__Data shown__.
** Start **
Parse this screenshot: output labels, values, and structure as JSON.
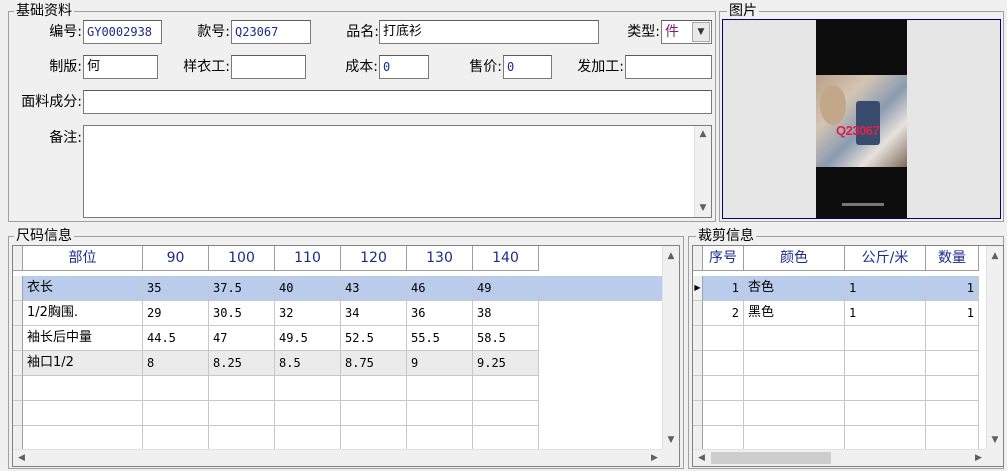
{
  "basic": {
    "legend": "基础资料",
    "labels": {
      "code": "编号:",
      "style": "款号:",
      "name": "品名:",
      "type": "类型:",
      "pattern": "制版:",
      "sample": "样衣工:",
      "cost": "成本:",
      "price": "售价:",
      "outsource": "发加工:",
      "fabric": "面料成分:",
      "remark": "备注:"
    },
    "values": {
      "code": "GY0002938",
      "style": "Q23067",
      "name": "打底衫",
      "type": "件",
      "pattern": "何",
      "sample": "",
      "cost": "0",
      "price": "0",
      "outsource": "",
      "fabric": "",
      "remark": ""
    }
  },
  "picture": {
    "legend": "图片",
    "overlay_text": "Q23067"
  },
  "size": {
    "legend": "尺码信息",
    "headers": [
      "部位",
      "90",
      "100",
      "110",
      "120",
      "130",
      "140"
    ],
    "rows": [
      [
        "衣长",
        "35",
        "37.5",
        "40",
        "43",
        "46",
        "49"
      ],
      [
        "1/2胸围.",
        "29",
        "30.5",
        "32",
        "34",
        "36",
        "38"
      ],
      [
        "袖长后中量",
        "44.5",
        "47",
        "49.5",
        "52.5",
        "55.5",
        "58.5"
      ],
      [
        "袖口1/2",
        "8",
        "8.25",
        "8.5",
        "8.75",
        "9",
        "9.25"
      ]
    ]
  },
  "cut": {
    "legend": "裁剪信息",
    "headers": [
      "序号",
      "颜色",
      "公斤/米",
      "数量"
    ],
    "rows": [
      [
        "1",
        "杏色",
        "1",
        "1"
      ],
      [
        "2",
        "黑色",
        "1",
        "1"
      ]
    ]
  },
  "colors": {
    "selected_row": "#b9ccec",
    "header_text": "#1a2b8c",
    "window_bg": "#f0f0f0"
  }
}
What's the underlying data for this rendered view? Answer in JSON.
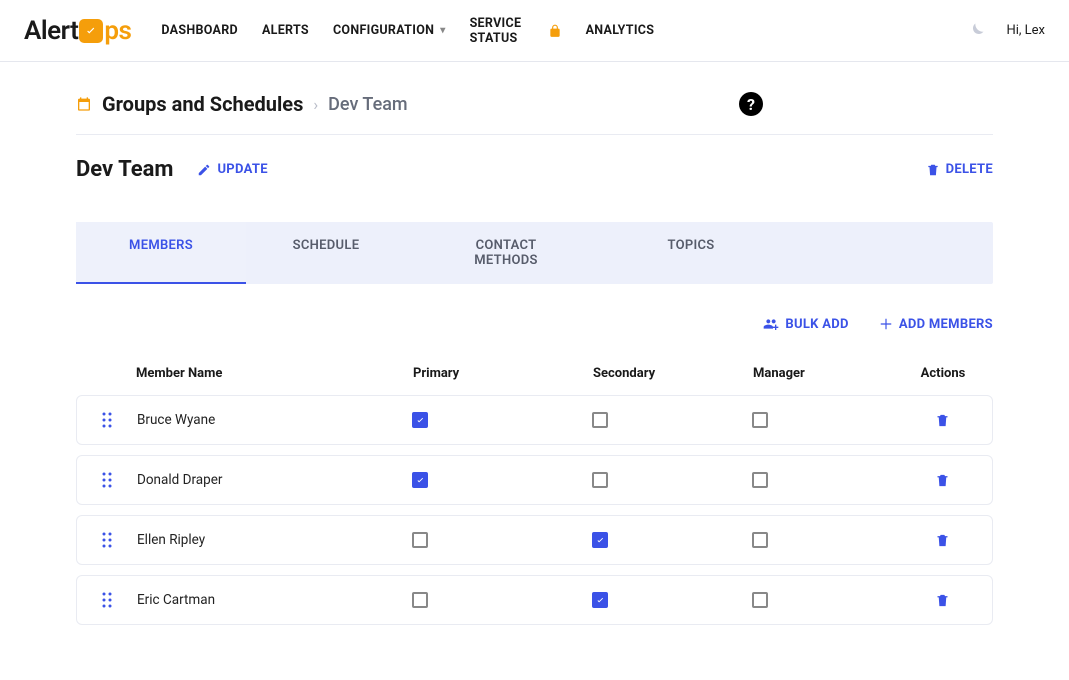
{
  "header": {
    "logo_prefix": "Alert",
    "logo_suffix": "ps",
    "nav": [
      "DASHBOARD",
      "ALERTS",
      "CONFIGURATION",
      "SERVICE STATUS",
      "ANALYTICS"
    ],
    "greeting": "Hi, Lex"
  },
  "breadcrumb": {
    "main": "Groups and Schedules",
    "sub": "Dev Team"
  },
  "page": {
    "title": "Dev Team",
    "update_label": "UPDATE",
    "delete_label": "DELETE"
  },
  "tabs": [
    "MEMBERS",
    "SCHEDULE",
    "CONTACT METHODS",
    "TOPICS"
  ],
  "toolbar": {
    "bulk_add": "BULK ADD",
    "add_members": "ADD MEMBERS"
  },
  "table": {
    "headers": {
      "name": "Member Name",
      "primary": "Primary",
      "secondary": "Secondary",
      "manager": "Manager",
      "actions": "Actions"
    },
    "rows": [
      {
        "name": "Bruce  Wyane",
        "primary": true,
        "secondary": false,
        "manager": false
      },
      {
        "name": "Donald  Draper",
        "primary": true,
        "secondary": false,
        "manager": false
      },
      {
        "name": "Ellen  Ripley",
        "primary": false,
        "secondary": true,
        "manager": false
      },
      {
        "name": "Eric  Cartman",
        "primary": false,
        "secondary": true,
        "manager": false
      }
    ]
  }
}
** End **
__Given instruction__. Transcribe all of the entries word for word, but skip any pictures they contain.

__Exercise solution__.
Parse this screenshot: output labels, values, and structure as JSON.
{
  "basic": {
    "legend": "基础资料",
    "labels": {
      "code": "编号:",
      "style": "款号:",
      "name": "品名:",
      "type": "类型:",
      "pattern": "制版:",
      "sample": "样衣工:",
      "cost": "成本:",
      "price": "售价:",
      "outsource": "发加工:",
      "fabric": "面料成分:",
      "remark": "备注:"
    },
    "values": {
      "code": "GY0002938",
      "style": "Q23067",
      "name": "打底衫",
      "type": "件",
      "pattern": "何",
      "sample": "",
      "cost": "0",
      "price": "0",
      "outsource": "",
      "fabric": "",
      "remark": ""
    }
  },
  "picture": {
    "legend": "图片",
    "overlay_text": "Q23067"
  },
  "size": {
    "legend": "尺码信息",
    "headers": [
      "部位",
      "90",
      "100",
      "110",
      "120",
      "130",
      "140"
    ],
    "rows": [
      [
        "衣长",
        "35",
        "37.5",
        "40",
        "43",
        "46",
        "49"
      ],
      [
        "1/2胸围.",
        "29",
        "30.5",
        "32",
        "34",
        "36",
        "38"
      ],
      [
        "袖长后中量",
        "44.5",
        "47",
        "49.5",
        "52.5",
        "55.5",
        "58.5"
      ],
      [
        "袖口1/2",
        "8",
        "8.25",
        "8.5",
        "8.75",
        "9",
        "9.25"
      ]
    ]
  },
  "cut": {
    "legend": "裁剪信息",
    "headers": [
      "序号",
      "颜色",
      "公斤/米",
      "数量"
    ],
    "rows": [
      [
        "1",
        "杏色",
        "1",
        "1"
      ],
      [
        "2",
        "黑色",
        "1",
        "1"
      ]
    ]
  },
  "colors": {
    "selected_row": "#b9ccec",
    "header_text": "#1a2b8c",
    "window_bg": "#f0f0f0"
  }
}
What's the underlying data for this rendered view? Answer in JSON.
{
  "header": {
    "logo_prefix": "Alert",
    "logo_suffix": "ps",
    "nav": [
      "DASHBOARD",
      "ALERTS",
      "CONFIGURATION",
      "SERVICE STATUS",
      "ANALYTICS"
    ],
    "greeting": "Hi, Lex"
  },
  "breadcrumb": {
    "main": "Groups and Schedules",
    "sub": "Dev Team"
  },
  "page": {
    "title": "Dev Team",
    "update_label": "UPDATE",
    "delete_label": "DELETE"
  },
  "tabs": [
    "MEMBERS",
    "SCHEDULE",
    "CONTACT METHODS",
    "TOPICS"
  ],
  "toolbar": {
    "bulk_add": "BULK ADD",
    "add_members": "ADD MEMBERS"
  },
  "table": {
    "headers": {
      "name": "Member Name",
      "primary": "Primary",
      "secondary": "Secondary",
      "manager": "Manager",
      "actions": "Actions"
    },
    "rows": [
      {
        "name": "Bruce  Wyane",
        "primary": true,
        "secondary": false,
        "manager": false
      },
      {
        "name": "Donald  Draper",
        "primary": true,
        "secondary": false,
        "manager": false
      },
      {
        "name": "Ellen  Ripley",
        "primary": false,
        "secondary": true,
        "manager": false
      },
      {
        "name": "Eric  Cartman",
        "primary": false,
        "secondary": true,
        "manager": false
      }
    ]
  }
}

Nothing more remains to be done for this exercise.